Collection entries
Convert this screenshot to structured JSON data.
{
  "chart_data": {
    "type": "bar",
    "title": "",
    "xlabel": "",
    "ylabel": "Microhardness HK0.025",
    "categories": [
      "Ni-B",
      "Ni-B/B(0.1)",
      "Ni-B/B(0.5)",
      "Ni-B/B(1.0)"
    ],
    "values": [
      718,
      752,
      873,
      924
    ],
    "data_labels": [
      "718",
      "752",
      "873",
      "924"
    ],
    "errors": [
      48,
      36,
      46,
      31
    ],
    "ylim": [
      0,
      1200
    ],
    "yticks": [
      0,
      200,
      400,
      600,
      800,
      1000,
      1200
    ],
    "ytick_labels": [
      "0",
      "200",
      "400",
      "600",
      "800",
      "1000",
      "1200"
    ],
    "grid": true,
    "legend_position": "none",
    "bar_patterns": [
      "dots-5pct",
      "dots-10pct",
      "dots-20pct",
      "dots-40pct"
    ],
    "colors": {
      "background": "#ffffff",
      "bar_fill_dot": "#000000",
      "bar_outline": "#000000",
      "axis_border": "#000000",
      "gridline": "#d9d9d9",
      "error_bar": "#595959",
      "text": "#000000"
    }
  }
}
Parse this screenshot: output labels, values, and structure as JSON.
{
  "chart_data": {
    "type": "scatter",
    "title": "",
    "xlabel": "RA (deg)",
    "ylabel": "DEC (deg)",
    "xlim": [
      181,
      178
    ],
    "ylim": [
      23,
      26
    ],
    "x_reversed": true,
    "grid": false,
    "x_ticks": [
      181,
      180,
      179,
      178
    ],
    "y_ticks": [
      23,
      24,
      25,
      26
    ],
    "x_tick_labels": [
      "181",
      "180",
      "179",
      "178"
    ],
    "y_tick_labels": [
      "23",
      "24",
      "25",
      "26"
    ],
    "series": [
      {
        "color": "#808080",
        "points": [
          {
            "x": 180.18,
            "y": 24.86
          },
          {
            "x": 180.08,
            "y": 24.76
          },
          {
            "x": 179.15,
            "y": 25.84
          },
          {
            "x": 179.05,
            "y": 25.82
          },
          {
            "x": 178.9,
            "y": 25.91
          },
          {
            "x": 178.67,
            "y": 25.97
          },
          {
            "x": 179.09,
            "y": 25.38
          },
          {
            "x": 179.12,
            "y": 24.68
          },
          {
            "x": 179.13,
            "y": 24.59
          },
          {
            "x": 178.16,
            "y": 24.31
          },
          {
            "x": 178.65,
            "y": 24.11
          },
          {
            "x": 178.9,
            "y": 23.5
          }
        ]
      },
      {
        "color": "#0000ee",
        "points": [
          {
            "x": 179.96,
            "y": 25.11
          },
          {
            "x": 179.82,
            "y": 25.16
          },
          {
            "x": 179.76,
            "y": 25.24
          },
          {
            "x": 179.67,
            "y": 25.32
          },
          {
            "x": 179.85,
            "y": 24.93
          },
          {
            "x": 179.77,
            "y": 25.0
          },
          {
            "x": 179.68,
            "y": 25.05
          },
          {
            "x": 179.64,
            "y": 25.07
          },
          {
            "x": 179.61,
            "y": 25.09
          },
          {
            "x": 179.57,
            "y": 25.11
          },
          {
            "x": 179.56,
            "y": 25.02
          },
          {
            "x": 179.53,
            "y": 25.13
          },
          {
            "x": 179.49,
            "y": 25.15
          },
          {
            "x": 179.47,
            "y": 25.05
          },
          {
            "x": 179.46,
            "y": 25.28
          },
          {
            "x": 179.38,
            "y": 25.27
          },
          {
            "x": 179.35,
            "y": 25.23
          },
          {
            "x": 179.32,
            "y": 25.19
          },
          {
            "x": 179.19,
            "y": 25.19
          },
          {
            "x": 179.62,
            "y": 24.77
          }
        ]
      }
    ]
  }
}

- **EXERCISE DESCRIPTION**: Write out every line of the data that holds the word "values".

- **SOLUTION FOR THIS EXERCISE**:
    "values": [
Parse this screenshot: output labels, values, and structure as JSON.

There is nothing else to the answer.